» Problem requirements:
Copy out the rows from the one containing "6, 2103, 28]" to the one containing "6, 2167, 28]", both included, character for character.
____ Records provided
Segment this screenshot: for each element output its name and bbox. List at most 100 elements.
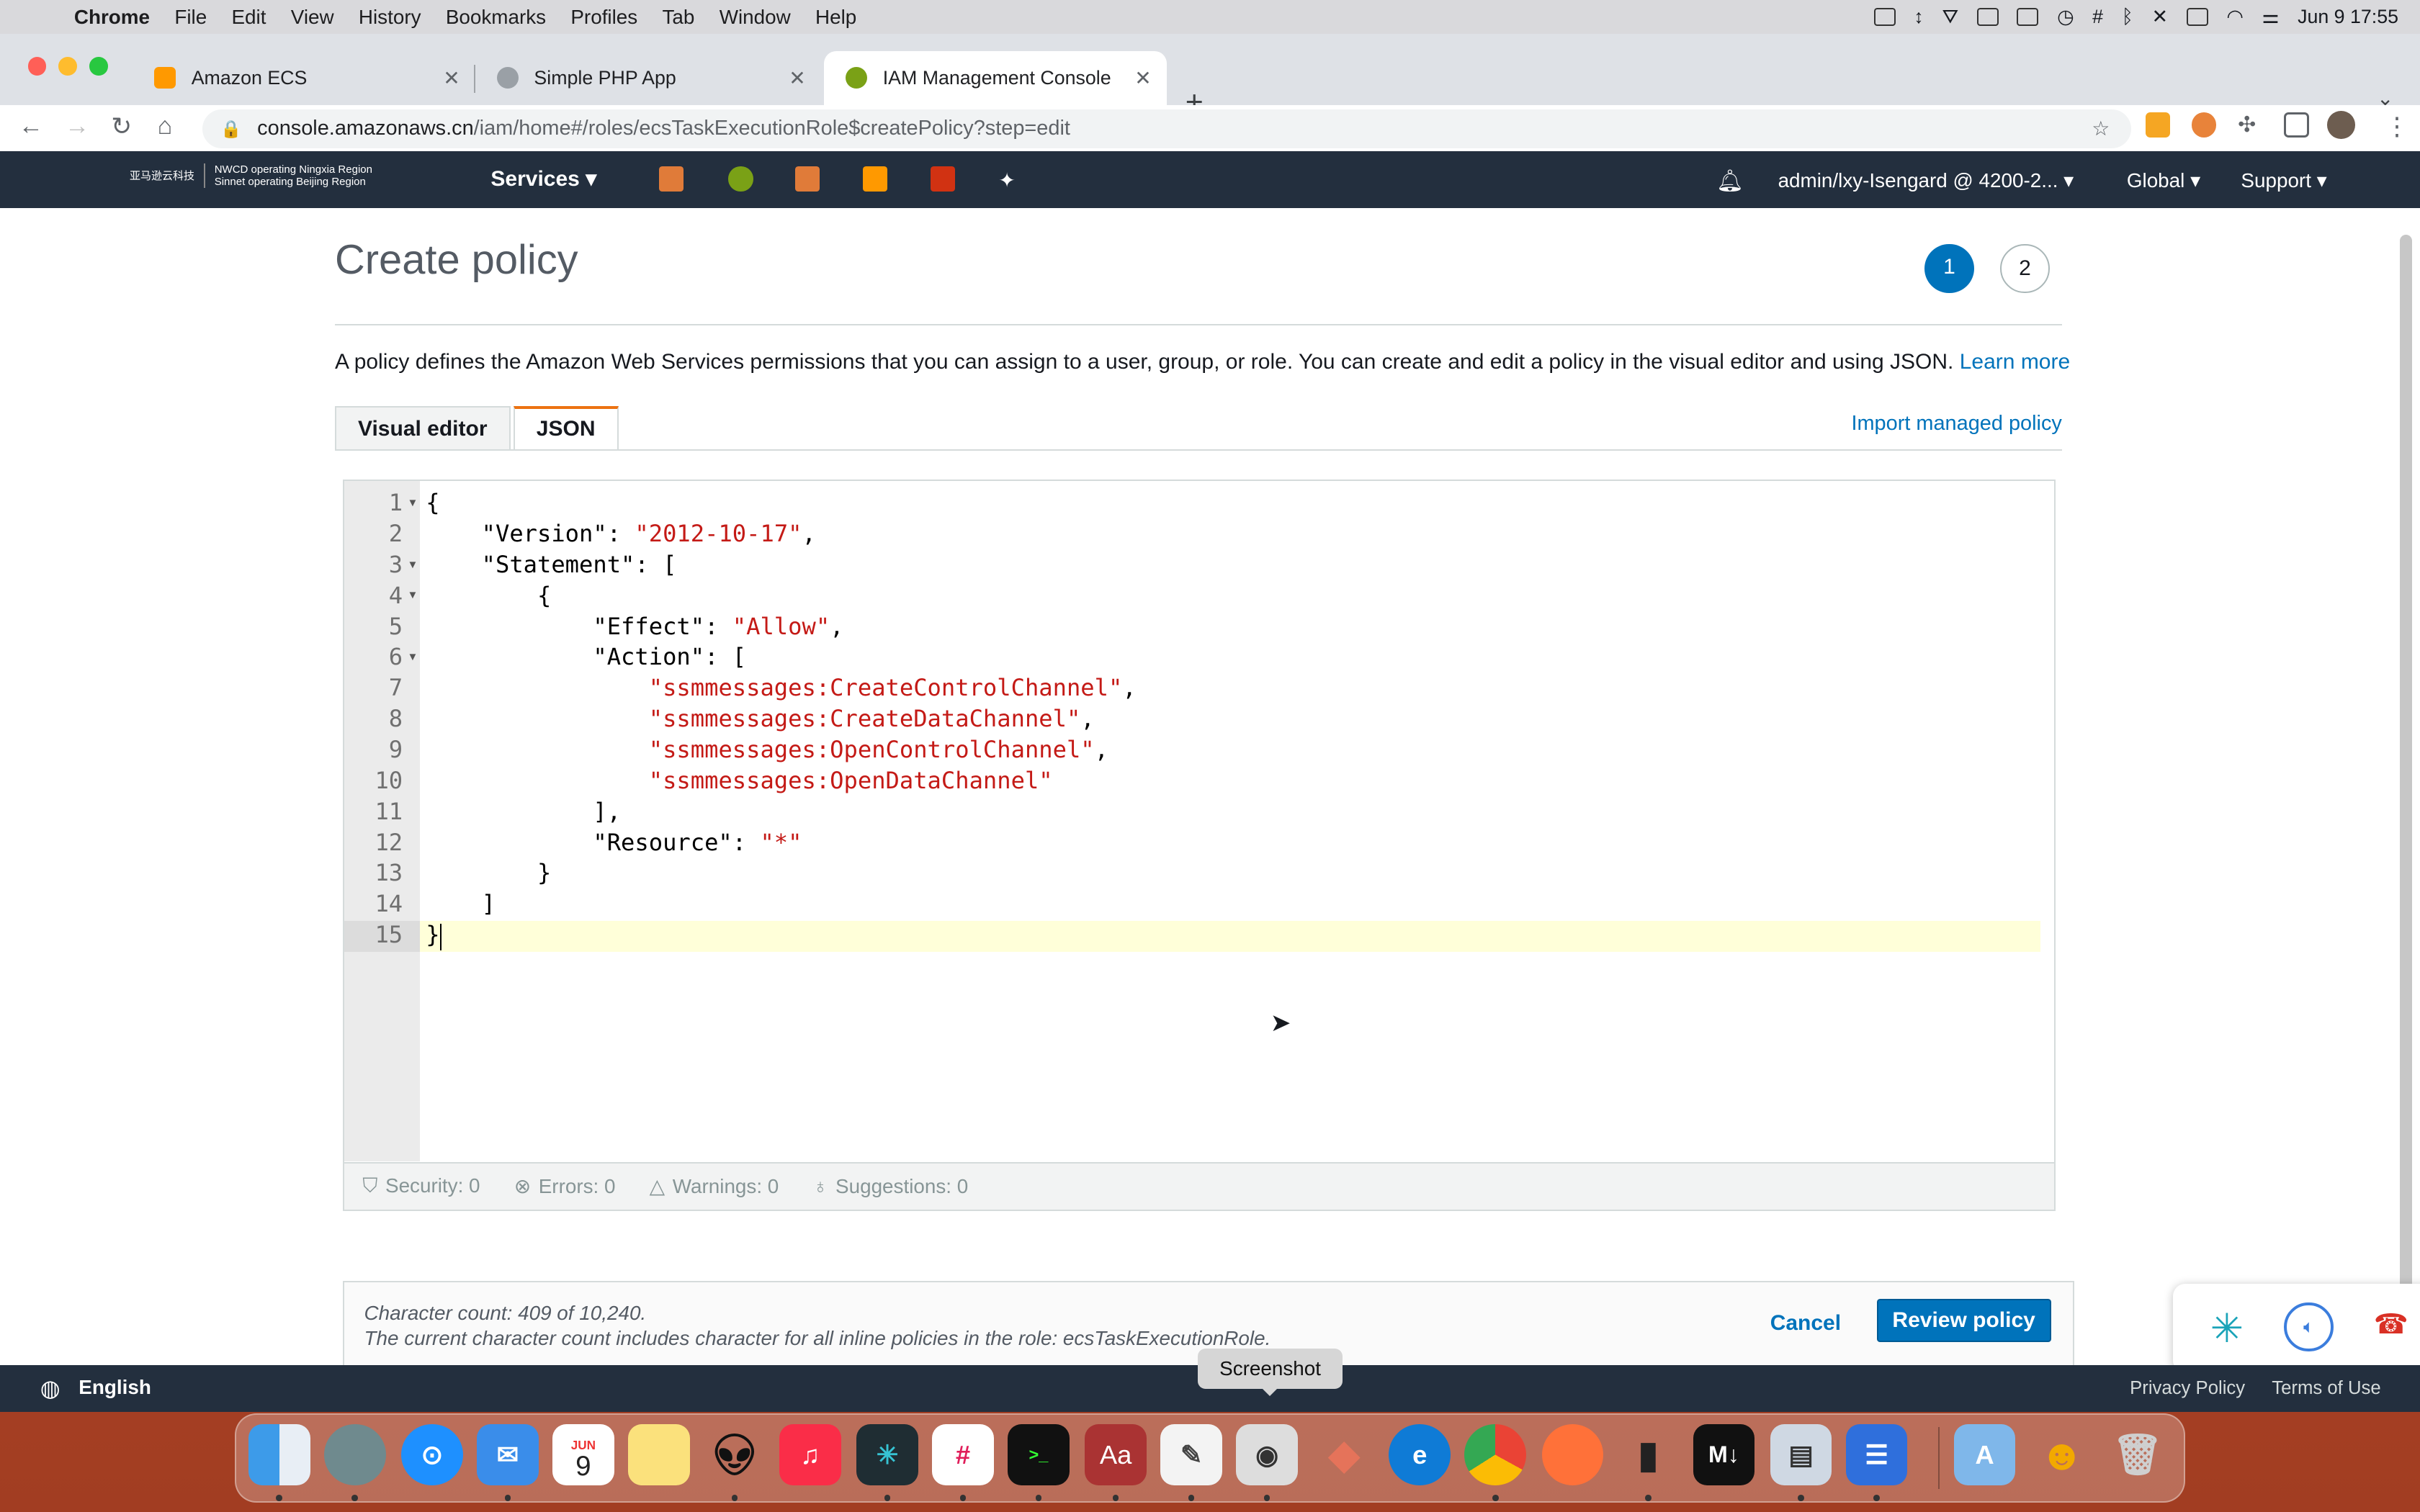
grid-icon[interactable]: #	[2092, 6, 2103, 28]
menu-profiles[interactable]: Profiles	[558, 6, 650, 29]
vpn-icon[interactable]: ⛛	[1942, 6, 1958, 29]
services-menu[interactable]: Services ▾	[490, 166, 596, 192]
suggestions-count[interactable]: ♁ Suggestions: 0	[812, 1175, 968, 1198]
fold-arrow-icon[interactable]: ▼	[408, 497, 418, 509]
back-icon[interactable]: ←	[19, 112, 43, 140]
menu-chrome[interactable]: Chrome	[62, 6, 162, 29]
mail-icon[interactable]: ✉	[476, 1423, 539, 1486]
markdown-icon[interactable]: M↓	[1693, 1423, 1755, 1486]
code-line[interactable]: "ssmmessages:CreateDataChannel",	[426, 705, 1095, 732]
mute-icon[interactable]: ✕	[2151, 6, 2167, 28]
time-machine-icon[interactable]: ◷	[2057, 6, 2074, 28]
thermometer-icon[interactable]: ▮	[1618, 1424, 1680, 1486]
globe-icon[interactable]: ◍	[40, 1374, 60, 1402]
code-line[interactable]: "ssmmessages:CreateControlChannel",	[426, 674, 1137, 701]
fold-arrow-icon[interactable]: ▼	[408, 651, 418, 663]
language-selector[interactable]: English	[79, 1376, 151, 1399]
close-tab-icon[interactable]: ✕	[443, 66, 460, 90]
code-line[interactable]: {	[426, 489, 439, 516]
tab-visual-editor[interactable]: Visual editor	[335, 405, 511, 449]
notifications-bell-icon[interactable]: 🔔︎	[1716, 168, 1744, 194]
menubar-clock[interactable]: Jun 9 17:55	[2298, 6, 2398, 28]
wifi-icon[interactable]: ◠	[2226, 6, 2243, 28]
tab-iam-console[interactable]: IAM Management Console ✕	[824, 50, 1167, 105]
menu-help[interactable]: Help	[803, 6, 869, 29]
address-bar[interactable]: 🔒 console.amazonaws.cn/iam/home#/roles/e…	[202, 109, 2132, 148]
forward-icon[interactable]: →	[65, 112, 89, 140]
amazon-icon[interactable]	[2017, 7, 2039, 27]
terms-of-use-link[interactable]: Terms of Use	[2272, 1378, 2380, 1399]
json-editor[interactable]: 1 ▼ {2 "Version": "2012-10-17", 3 ▼ "Stateme…	[342, 480, 2056, 1164]
bookmark-star-icon[interactable]: ☆	[2092, 117, 2110, 140]
code-line[interactable]: {	[426, 582, 551, 609]
aws-extension-icon[interactable]	[2145, 112, 2170, 138]
appstore-folder-icon[interactable]: A	[1953, 1423, 2016, 1486]
minimize-window-icon[interactable]	[58, 57, 78, 76]
screenshot-icon[interactable]: ◉	[1236, 1423, 1298, 1486]
code-line[interactable]: "Action": [	[426, 643, 746, 670]
import-managed-policy-link[interactable]: Import managed policy	[1851, 412, 2061, 436]
close-tab-icon[interactable]: ✕	[1134, 66, 1151, 90]
puzzle-extensions-icon[interactable]: ✣	[2238, 112, 2256, 138]
cancel-button[interactable]: Cancel	[1770, 1311, 1841, 1336]
perplexity-icon[interactable]: ✳	[2210, 1305, 2244, 1352]
bluetooth-icon[interactable]: ᛒ	[2122, 6, 2133, 28]
ec2-shortcut-icon[interactable]	[862, 166, 888, 192]
privacy-policy-link[interactable]: Privacy Policy	[2130, 1378, 2245, 1399]
security-count[interactable]: ⛉ Security: 0	[362, 1174, 480, 1198]
battery-app-icon[interactable]	[1976, 7, 1999, 27]
tab-amazon-ecs[interactable]: Amazon ECS ✕	[133, 51, 475, 105]
iam-shortcut-icon[interactable]	[728, 166, 753, 192]
close-tab-icon[interactable]: ✕	[789, 66, 805, 90]
reload-icon[interactable]: ↻	[111, 112, 132, 141]
code-line[interactable]: "Effect": "Allow",	[426, 613, 843, 640]
fold-arrow-icon[interactable]: ▼	[408, 589, 418, 601]
safari-icon[interactable]: ⊙	[400, 1423, 463, 1486]
zoom-window-icon[interactable]	[89, 57, 108, 76]
code-line[interactable]: "Resource": "*"	[426, 829, 802, 856]
preview-icon[interactable]: ▤	[1770, 1423, 1832, 1486]
profile-avatar[interactable]	[2327, 111, 2355, 139]
code-line[interactable]: }	[426, 859, 551, 886]
menu-window[interactable]: Window	[707, 6, 803, 29]
warnings-count[interactable]: △ Warnings: 0	[650, 1174, 779, 1198]
hang-up-icon[interactable]: ☎	[2374, 1308, 2408, 1341]
chrome-icon[interactable]	[1464, 1423, 1527, 1486]
menu-edit[interactable]: Edit	[219, 6, 278, 29]
menu-view[interactable]: View	[279, 6, 346, 29]
battery-icon[interactable]	[2186, 7, 2208, 27]
mascot-icon[interactable]: ☻	[2031, 1424, 2093, 1486]
trash-icon[interactable]: 🗑︎	[2107, 1424, 2169, 1486]
region-menu[interactable]: Global ▾	[2127, 168, 2200, 192]
menu-file[interactable]: File	[162, 6, 219, 29]
perplexity-app-icon[interactable]: ✳	[856, 1423, 918, 1486]
notes-icon[interactable]	[627, 1423, 690, 1486]
lock-icon[interactable]: 🔒	[220, 119, 241, 139]
errors-count[interactable]: ⊗ Errors: 0	[514, 1174, 616, 1198]
page-scrollbar[interactable]	[2400, 234, 2413, 1300]
home-icon[interactable]: ⌂	[158, 112, 173, 140]
codepipeline-shortcut-icon[interactable]	[931, 166, 956, 192]
learn-more-link[interactable]: Learn more	[1960, 350, 2070, 374]
code-line[interactable]: ],	[426, 798, 621, 825]
menu-history[interactable]: History	[346, 6, 434, 29]
pin-icon[interactable]: ✦	[998, 168, 1015, 192]
keyboard-icon[interactable]	[1873, 7, 1896, 27]
tab-json[interactable]: JSON	[513, 405, 619, 449]
code-line[interactable]: "ssmmessages:OpenDataChannel"	[426, 767, 1053, 794]
ecs-shortcut-icon[interactable]	[794, 166, 820, 192]
code-line[interactable]: "Version": "2012-10-17",	[426, 520, 816, 547]
files-icon[interactable]: ☰	[1845, 1423, 1908, 1486]
aws-china-logo[interactable]: 亚马逊云科技 NWCD operating Ningxia Region Sin…	[130, 163, 372, 189]
edge-icon[interactable]: e	[1389, 1423, 1451, 1486]
code-line[interactable]: "Statement": [	[426, 551, 677, 578]
menu-tab[interactable]: Tab	[650, 6, 707, 29]
music-icon[interactable]: ♫	[779, 1423, 841, 1486]
network-icon[interactable]	[323, 1423, 386, 1486]
textedit-icon[interactable]: ✎	[1160, 1423, 1222, 1486]
code-line[interactable]: }	[426, 921, 439, 948]
close-window-icon[interactable]	[27, 57, 47, 76]
chrome-menu-icon[interactable]: ⋮	[2385, 112, 2409, 141]
service-shortcut-icon[interactable]	[659, 166, 684, 192]
review-policy-button[interactable]: Review policy	[1876, 1299, 2051, 1343]
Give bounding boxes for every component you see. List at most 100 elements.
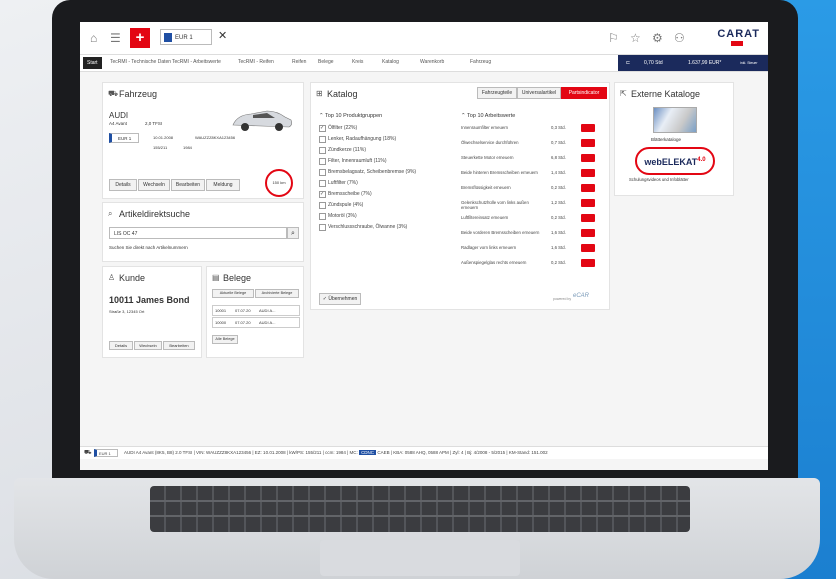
________
» Task result:
grid-icon[interactable]: #	[2092, 6, 2103, 28]
menu-profiles[interactable]: Profiles	[558, 6, 650, 29]
vpn-icon[interactable]: ⛛	[1942, 6, 1958, 29]
services-menu[interactable]: Services ▾	[490, 166, 596, 192]
suggestions-count[interactable]: ♁ Suggestions: 0	[812, 1175, 968, 1198]
fold-arrow-icon[interactable]: ▼	[408, 497, 418, 509]
back-icon[interactable]: ←	[19, 112, 43, 140]
menu-chrome[interactable]: Chrome	[62, 6, 162, 29]
mail-icon[interactable]: ✉	[476, 1423, 539, 1486]
markdown-icon[interactable]: M↓	[1693, 1423, 1755, 1486]
code-line[interactable]: "ssmmessages:CreateDataChannel",	[426, 705, 1095, 732]
mute-icon[interactable]: ✕	[2151, 6, 2167, 28]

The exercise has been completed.